PROBLEM: Copy out the lines starting at the one containing "para1-text-c: , AMBOS" and ending at the one containing "para1-text-a: CON MOTIVO", both included, reproducing each character for character.

INPUT FOR THIS TASK:
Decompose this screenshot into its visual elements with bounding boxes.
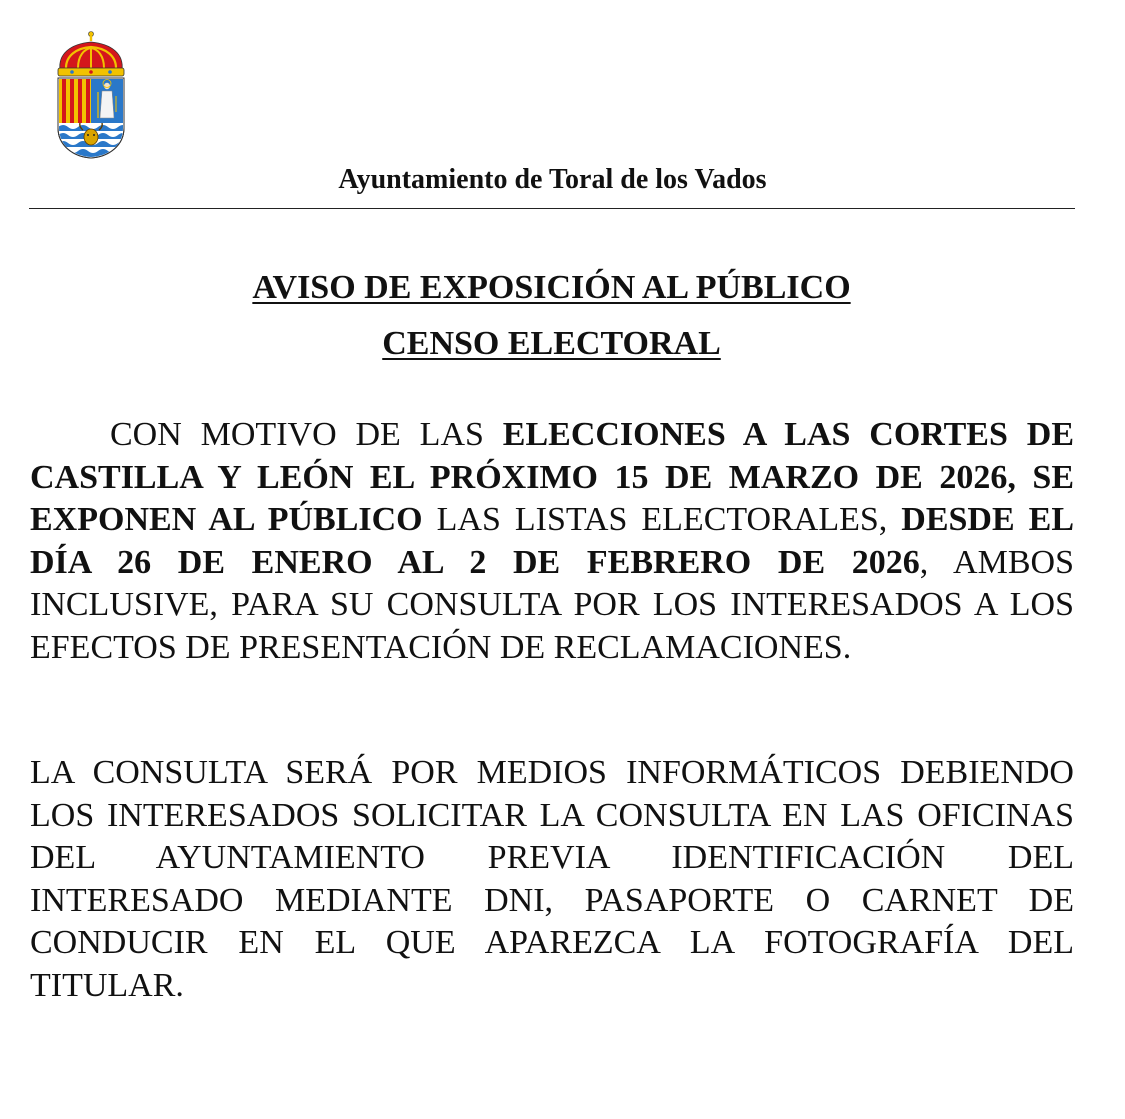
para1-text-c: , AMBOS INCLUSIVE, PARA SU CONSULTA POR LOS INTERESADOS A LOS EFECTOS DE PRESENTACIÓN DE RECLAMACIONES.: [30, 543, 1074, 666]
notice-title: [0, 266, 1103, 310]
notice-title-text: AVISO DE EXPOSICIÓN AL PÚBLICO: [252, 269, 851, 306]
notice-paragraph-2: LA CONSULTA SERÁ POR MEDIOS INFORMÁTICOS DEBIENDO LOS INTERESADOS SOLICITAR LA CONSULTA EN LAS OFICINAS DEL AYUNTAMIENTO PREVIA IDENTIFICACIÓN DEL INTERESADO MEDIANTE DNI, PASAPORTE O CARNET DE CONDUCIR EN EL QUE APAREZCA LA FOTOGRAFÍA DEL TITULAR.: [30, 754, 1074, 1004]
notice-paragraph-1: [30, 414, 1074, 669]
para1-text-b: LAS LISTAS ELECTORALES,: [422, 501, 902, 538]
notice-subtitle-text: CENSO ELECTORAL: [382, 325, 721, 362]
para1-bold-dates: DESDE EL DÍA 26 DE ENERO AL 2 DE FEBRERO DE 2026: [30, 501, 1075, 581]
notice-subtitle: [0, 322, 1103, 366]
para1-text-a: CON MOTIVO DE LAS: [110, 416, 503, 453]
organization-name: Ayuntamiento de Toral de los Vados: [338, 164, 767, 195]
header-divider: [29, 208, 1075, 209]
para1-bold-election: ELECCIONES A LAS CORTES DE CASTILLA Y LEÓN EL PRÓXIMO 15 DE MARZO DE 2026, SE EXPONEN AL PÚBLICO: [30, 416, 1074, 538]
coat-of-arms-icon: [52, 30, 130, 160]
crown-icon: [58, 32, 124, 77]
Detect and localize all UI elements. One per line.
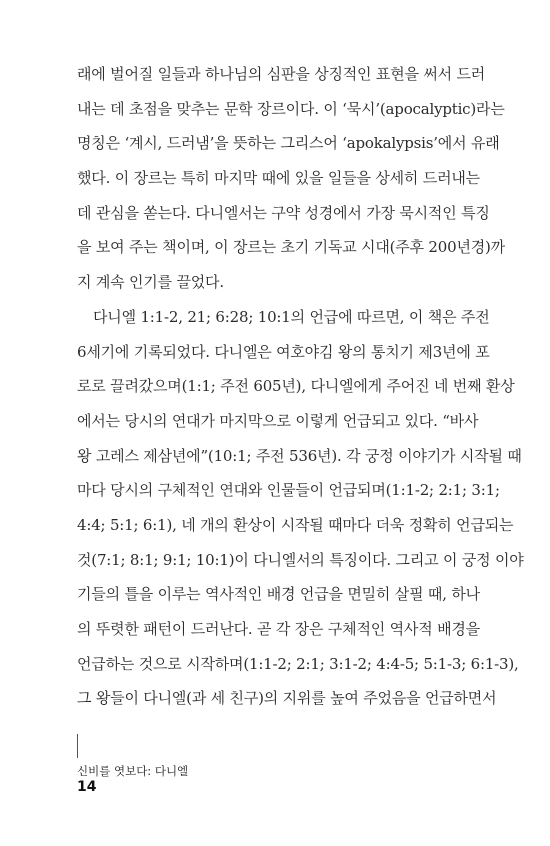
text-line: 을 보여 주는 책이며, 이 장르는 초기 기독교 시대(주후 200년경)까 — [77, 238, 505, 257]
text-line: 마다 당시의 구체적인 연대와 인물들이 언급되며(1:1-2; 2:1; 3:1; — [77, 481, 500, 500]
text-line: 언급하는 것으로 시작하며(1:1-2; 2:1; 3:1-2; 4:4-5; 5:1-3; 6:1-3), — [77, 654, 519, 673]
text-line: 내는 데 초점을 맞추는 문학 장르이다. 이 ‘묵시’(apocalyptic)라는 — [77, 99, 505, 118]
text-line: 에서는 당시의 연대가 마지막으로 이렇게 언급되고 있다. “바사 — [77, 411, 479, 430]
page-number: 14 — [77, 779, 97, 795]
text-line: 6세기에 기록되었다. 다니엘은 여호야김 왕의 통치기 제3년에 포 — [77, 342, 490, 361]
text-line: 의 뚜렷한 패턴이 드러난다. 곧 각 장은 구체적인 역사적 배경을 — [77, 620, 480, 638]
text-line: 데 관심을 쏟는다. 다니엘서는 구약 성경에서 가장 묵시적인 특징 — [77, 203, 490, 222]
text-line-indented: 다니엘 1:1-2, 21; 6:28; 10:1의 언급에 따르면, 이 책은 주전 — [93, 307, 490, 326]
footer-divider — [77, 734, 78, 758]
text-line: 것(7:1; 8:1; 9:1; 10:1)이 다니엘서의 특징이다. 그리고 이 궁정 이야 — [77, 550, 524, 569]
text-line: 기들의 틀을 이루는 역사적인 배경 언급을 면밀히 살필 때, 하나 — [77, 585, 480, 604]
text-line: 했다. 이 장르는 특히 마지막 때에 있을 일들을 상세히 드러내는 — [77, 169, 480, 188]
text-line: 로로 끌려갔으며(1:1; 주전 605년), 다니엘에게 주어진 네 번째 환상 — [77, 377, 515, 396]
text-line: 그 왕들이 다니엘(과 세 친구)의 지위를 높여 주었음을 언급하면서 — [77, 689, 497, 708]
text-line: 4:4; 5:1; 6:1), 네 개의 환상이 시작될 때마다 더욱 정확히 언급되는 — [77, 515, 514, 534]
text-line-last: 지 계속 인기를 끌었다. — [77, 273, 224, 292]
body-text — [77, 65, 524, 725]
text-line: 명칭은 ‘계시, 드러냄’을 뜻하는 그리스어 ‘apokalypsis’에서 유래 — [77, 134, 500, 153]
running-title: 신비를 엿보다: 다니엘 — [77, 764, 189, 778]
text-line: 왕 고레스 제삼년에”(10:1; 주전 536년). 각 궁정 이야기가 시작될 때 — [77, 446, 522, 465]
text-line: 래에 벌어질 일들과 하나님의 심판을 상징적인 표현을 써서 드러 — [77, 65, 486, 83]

REPLY:
para1-text-c: , AMBOS INCLUSIVE, PARA SU CONSULTA POR LOS INTERESADOS A LOS EFECTOS DE PRESENTACIÓN DE RECLAMACIONES.: [30, 543, 1074, 666]
notice-title: [0, 266, 1103, 310]
notice-title-text: AVISO DE EXPOSICIÓN AL PÚBLICO: [252, 269, 851, 306]
notice-paragraph-2: LA CONSULTA SERÁ POR MEDIOS INFORMÁTICOS DEBIENDO LOS INTERESADOS SOLICITAR LA CONSULTA EN LAS OFICINAS DEL AYUNTAMIENTO PREVIA IDENTIFICACIÓN DEL INTERESADO MEDIANTE DNI, PASAPORTE O CARNET DE CONDUCIR EN EL QUE APAREZCA LA FOTOGRAFÍA DEL TITULAR.: [30, 754, 1074, 1004]
notice-paragraph-1: [30, 414, 1074, 669]
para1-text-b: LAS LISTAS ELECTORALES,: [422, 501, 902, 538]
notice-subtitle-text: CENSO ELECTORAL: [382, 325, 721, 362]
para1-bold-dates: DESDE EL DÍA 26 DE ENERO AL 2 DE FEBRERO DE 2026: [30, 501, 1075, 581]
notice-subtitle: [0, 322, 1103, 366]
para1-text-a: CON MOTIVO DE LAS: [110, 416, 503, 453]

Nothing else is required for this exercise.